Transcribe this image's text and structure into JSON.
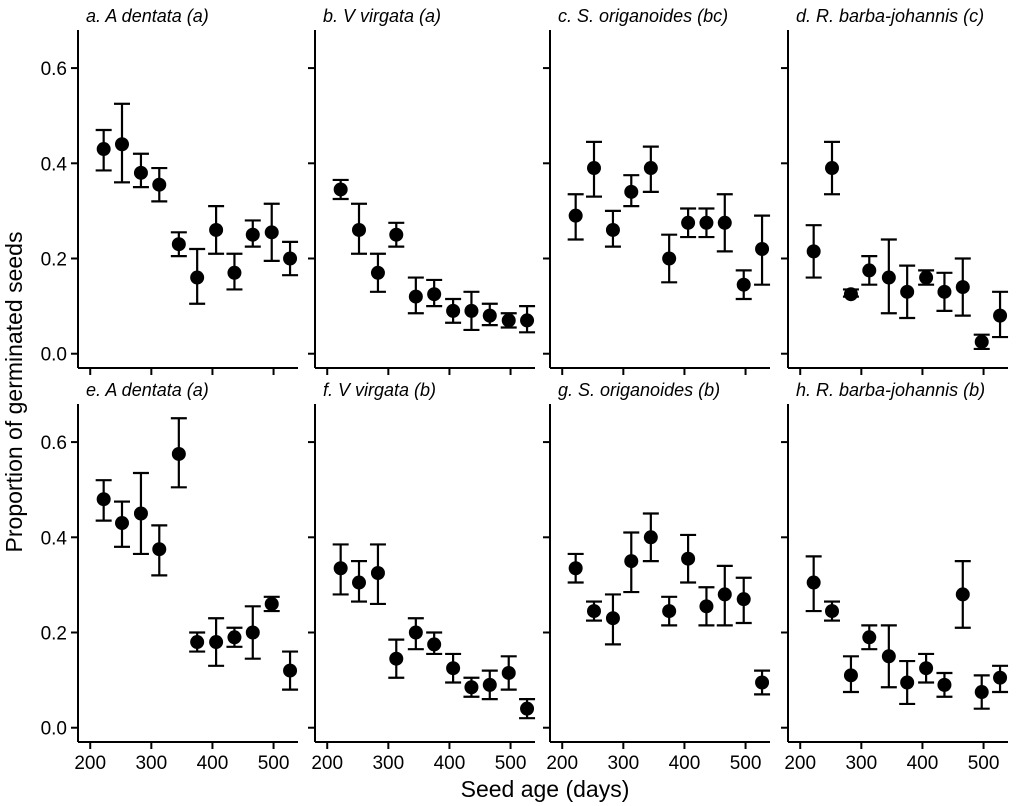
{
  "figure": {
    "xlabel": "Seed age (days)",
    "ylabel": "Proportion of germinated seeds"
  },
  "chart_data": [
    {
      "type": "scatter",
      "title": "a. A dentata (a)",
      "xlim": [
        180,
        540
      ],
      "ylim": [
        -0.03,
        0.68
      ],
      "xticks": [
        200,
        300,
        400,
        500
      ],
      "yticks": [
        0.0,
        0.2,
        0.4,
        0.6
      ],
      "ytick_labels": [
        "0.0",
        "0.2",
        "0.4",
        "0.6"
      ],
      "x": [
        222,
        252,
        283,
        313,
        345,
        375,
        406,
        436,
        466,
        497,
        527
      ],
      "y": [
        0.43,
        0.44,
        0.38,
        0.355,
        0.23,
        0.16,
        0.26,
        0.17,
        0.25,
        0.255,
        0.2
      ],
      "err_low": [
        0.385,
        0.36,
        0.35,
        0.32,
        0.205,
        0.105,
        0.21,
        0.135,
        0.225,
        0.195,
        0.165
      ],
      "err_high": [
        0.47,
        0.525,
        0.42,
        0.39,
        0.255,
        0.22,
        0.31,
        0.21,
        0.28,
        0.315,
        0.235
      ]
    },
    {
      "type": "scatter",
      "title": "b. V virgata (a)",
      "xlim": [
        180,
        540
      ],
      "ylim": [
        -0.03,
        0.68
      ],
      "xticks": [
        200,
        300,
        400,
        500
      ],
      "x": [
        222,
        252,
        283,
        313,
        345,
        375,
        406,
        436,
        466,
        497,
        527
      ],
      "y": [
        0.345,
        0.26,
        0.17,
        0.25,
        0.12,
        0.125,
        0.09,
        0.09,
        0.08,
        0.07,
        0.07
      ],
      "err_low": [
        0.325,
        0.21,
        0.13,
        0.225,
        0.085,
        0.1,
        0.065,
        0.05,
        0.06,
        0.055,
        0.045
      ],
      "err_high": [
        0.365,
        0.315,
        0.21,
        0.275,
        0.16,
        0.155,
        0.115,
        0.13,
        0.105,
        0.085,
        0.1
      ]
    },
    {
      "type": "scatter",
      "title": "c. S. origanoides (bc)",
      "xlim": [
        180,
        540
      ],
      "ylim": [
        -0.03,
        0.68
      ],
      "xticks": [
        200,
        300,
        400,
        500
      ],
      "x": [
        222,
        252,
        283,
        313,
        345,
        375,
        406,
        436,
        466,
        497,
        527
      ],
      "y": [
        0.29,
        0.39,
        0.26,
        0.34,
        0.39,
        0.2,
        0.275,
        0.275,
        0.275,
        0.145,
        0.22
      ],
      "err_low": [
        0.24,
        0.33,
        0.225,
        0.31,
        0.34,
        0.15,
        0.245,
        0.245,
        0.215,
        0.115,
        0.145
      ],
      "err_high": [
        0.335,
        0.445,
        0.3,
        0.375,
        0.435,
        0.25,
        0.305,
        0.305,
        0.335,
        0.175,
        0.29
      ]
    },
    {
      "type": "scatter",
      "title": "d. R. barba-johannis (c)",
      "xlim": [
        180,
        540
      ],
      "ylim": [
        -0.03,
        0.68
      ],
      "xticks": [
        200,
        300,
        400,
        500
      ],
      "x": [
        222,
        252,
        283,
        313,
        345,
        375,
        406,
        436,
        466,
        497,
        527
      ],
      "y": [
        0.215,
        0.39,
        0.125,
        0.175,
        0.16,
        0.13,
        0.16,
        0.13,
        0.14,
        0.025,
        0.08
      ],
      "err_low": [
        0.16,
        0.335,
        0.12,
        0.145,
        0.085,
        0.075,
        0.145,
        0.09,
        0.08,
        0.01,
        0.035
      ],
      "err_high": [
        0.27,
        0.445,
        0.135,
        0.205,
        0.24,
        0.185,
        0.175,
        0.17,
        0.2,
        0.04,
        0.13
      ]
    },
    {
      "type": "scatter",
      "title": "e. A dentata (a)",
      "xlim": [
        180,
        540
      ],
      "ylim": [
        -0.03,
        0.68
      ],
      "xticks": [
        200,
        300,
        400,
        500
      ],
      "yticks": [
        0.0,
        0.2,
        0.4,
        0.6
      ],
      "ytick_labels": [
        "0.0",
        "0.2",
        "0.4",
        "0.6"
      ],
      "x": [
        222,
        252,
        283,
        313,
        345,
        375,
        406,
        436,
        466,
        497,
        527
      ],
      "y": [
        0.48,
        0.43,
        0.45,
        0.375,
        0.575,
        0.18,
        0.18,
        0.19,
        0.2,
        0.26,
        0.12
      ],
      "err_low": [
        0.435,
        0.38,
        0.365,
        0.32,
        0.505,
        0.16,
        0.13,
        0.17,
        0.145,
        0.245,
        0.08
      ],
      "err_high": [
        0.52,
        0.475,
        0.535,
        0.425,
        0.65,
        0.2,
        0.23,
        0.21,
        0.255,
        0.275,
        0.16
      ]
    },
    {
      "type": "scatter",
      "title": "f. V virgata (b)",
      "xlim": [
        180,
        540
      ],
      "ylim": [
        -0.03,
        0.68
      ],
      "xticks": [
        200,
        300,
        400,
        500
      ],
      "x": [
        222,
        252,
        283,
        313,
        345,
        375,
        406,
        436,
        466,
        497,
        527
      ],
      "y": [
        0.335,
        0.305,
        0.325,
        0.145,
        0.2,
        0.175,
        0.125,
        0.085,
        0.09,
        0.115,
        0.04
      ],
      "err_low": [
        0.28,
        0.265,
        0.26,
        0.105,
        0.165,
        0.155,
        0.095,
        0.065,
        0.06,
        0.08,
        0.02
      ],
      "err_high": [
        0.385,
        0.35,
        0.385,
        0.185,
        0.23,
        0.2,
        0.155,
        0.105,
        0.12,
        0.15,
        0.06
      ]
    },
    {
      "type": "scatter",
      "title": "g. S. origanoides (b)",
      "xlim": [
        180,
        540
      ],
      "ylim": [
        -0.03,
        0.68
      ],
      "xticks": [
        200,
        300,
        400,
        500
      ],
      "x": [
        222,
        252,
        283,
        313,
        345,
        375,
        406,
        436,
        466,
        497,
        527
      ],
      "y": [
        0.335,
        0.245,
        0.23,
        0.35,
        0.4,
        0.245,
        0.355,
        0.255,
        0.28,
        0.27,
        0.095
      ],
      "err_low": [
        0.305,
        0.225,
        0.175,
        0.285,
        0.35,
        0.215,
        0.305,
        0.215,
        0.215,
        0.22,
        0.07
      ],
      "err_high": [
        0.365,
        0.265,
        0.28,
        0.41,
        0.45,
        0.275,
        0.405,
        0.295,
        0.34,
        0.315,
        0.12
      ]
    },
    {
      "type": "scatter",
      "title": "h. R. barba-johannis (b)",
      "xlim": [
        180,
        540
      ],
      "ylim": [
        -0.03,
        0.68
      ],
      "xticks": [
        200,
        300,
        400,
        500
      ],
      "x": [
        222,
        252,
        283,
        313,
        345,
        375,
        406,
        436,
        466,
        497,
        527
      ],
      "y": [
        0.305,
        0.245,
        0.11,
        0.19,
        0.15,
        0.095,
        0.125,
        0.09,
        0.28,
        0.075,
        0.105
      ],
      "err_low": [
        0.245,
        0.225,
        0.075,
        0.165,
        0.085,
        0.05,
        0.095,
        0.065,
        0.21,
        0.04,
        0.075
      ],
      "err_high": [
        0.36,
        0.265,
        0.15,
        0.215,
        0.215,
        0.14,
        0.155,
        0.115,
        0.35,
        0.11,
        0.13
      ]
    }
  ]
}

■ ■ ■ ■

• _AIM_: Of the lines above, copy each that contains "dentata".

• _THE SOLUTION_:
      "title": "a. A dentata (a)",
      "title": "e. A dentata (a)",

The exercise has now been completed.